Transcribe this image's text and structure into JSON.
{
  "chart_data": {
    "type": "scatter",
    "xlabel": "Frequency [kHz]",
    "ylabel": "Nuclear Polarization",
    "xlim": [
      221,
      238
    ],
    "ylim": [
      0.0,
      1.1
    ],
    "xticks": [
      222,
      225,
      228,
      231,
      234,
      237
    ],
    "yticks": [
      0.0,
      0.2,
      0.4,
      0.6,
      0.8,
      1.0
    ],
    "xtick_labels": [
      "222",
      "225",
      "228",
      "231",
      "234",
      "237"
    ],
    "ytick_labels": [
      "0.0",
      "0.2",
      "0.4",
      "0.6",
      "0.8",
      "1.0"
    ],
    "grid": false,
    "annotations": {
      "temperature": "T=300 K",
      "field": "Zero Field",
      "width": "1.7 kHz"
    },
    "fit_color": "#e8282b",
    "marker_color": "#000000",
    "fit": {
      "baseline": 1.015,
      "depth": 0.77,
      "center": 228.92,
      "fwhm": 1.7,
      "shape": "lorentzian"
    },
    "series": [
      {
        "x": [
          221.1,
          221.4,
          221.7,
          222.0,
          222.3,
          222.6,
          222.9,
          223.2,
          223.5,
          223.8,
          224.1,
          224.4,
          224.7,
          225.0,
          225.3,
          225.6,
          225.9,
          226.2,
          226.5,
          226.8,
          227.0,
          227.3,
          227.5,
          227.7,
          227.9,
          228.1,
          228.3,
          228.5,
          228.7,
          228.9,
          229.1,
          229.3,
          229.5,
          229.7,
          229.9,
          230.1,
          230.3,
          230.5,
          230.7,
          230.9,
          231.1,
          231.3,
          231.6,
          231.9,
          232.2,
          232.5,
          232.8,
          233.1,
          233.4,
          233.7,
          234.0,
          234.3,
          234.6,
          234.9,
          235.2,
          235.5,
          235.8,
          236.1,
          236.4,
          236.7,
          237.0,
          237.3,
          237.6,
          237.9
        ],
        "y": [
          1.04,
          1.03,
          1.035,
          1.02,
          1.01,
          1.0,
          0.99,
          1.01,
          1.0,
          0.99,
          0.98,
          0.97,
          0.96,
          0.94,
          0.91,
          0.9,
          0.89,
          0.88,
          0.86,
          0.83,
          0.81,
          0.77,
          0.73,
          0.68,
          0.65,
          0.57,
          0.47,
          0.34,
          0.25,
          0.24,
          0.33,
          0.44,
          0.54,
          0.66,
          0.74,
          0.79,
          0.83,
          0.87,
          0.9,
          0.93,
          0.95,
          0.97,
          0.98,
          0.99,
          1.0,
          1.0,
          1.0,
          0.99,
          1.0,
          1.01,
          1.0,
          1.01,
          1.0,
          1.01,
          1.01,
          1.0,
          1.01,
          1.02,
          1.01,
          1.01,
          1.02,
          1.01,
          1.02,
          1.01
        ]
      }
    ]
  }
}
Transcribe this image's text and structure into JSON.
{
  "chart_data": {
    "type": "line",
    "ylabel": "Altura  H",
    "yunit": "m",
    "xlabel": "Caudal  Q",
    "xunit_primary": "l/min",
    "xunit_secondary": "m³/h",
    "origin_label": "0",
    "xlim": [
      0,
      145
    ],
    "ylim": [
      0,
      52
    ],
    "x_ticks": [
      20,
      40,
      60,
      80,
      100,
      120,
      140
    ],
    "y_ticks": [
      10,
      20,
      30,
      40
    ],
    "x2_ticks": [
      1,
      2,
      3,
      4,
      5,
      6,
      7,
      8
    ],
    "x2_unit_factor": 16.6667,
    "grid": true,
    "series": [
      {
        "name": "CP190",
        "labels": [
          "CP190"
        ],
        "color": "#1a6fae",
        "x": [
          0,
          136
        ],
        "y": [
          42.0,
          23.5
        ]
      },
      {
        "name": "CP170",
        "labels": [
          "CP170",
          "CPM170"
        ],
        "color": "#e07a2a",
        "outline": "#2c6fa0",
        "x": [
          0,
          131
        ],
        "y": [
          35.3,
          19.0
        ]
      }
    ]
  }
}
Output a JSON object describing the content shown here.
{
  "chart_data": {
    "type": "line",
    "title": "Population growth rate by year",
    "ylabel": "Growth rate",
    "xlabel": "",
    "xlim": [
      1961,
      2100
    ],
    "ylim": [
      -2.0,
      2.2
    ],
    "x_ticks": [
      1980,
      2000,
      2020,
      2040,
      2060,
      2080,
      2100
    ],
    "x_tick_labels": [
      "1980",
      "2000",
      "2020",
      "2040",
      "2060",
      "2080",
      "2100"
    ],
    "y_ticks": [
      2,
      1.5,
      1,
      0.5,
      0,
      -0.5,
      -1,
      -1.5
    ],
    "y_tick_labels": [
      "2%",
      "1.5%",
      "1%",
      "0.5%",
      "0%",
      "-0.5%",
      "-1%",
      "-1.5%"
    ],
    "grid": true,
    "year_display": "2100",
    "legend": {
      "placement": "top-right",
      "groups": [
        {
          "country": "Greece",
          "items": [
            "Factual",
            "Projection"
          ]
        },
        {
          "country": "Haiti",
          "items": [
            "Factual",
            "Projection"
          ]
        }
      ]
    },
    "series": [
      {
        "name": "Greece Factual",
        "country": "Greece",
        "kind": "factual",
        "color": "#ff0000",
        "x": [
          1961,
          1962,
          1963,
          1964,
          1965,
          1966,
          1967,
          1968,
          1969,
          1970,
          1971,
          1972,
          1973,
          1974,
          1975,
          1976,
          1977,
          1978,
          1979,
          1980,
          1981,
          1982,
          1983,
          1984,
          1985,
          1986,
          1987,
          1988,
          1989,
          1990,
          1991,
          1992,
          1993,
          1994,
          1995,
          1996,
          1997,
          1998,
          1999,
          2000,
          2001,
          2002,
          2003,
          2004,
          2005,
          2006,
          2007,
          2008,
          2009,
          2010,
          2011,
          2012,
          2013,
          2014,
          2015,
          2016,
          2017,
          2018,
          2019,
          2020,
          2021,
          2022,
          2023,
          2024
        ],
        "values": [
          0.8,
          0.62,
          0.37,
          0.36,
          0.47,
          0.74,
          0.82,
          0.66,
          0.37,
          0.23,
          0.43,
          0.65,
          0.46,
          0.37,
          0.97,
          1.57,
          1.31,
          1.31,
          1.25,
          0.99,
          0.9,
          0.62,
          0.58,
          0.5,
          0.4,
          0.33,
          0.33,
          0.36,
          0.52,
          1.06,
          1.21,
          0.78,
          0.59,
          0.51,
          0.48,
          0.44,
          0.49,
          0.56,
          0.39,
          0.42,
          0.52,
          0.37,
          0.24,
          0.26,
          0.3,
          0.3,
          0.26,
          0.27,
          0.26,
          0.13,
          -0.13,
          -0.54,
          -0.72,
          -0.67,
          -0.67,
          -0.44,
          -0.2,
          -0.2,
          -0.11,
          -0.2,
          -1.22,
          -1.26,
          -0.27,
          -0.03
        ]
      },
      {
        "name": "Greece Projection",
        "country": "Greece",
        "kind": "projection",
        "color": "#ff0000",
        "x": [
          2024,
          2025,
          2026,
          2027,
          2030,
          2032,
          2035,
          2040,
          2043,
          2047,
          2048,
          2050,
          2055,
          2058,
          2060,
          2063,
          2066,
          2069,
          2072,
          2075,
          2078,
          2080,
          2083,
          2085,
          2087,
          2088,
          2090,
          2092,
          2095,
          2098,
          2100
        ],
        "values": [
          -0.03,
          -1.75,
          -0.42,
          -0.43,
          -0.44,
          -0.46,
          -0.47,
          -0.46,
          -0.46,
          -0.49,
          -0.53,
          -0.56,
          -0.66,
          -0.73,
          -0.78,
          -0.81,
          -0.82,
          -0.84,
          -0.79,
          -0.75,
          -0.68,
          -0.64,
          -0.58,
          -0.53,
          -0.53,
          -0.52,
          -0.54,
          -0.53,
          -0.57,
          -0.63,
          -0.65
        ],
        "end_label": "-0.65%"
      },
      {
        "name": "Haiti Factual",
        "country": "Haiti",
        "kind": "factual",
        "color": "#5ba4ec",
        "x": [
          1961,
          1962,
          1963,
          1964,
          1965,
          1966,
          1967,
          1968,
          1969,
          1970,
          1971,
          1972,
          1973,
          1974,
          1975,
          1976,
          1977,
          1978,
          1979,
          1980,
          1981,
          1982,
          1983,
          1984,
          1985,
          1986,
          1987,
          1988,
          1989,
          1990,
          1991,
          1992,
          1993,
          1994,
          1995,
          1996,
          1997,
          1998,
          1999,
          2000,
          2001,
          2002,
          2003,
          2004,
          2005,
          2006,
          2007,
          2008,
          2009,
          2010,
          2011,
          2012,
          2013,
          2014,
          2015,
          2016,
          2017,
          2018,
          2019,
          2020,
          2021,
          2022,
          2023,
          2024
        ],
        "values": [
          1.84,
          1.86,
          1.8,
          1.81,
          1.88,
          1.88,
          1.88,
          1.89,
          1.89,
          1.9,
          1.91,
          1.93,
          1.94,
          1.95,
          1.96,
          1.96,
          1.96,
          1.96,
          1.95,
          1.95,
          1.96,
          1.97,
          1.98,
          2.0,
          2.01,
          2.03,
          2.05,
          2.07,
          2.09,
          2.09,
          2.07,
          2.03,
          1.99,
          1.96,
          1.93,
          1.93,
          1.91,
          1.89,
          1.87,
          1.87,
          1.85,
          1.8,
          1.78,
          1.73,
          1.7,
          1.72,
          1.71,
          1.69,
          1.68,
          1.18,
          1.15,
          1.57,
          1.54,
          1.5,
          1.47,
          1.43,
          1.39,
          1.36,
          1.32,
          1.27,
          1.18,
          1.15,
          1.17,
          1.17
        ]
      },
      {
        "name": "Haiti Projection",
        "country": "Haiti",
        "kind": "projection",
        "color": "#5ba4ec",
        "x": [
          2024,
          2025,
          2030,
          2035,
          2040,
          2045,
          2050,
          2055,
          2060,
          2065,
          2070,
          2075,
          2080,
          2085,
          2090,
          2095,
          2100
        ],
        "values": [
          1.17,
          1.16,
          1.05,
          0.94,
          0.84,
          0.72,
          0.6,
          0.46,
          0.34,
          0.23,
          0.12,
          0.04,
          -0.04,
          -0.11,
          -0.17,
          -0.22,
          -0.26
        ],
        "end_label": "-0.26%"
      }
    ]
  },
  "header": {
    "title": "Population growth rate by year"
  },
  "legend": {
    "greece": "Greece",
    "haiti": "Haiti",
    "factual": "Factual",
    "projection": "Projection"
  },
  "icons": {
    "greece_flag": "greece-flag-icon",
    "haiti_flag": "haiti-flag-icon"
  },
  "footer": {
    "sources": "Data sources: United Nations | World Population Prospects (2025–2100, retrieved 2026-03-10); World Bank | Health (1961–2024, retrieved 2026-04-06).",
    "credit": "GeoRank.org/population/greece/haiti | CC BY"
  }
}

> **EXERCISE OBJECTIVE**: Copy out every line holding the string "ylabel".

> **SOLUTION**:
    "ylabel": "Nuclear Polarization",
    "ylabel": "Altura  H",
    "ylabel": "Growth rate",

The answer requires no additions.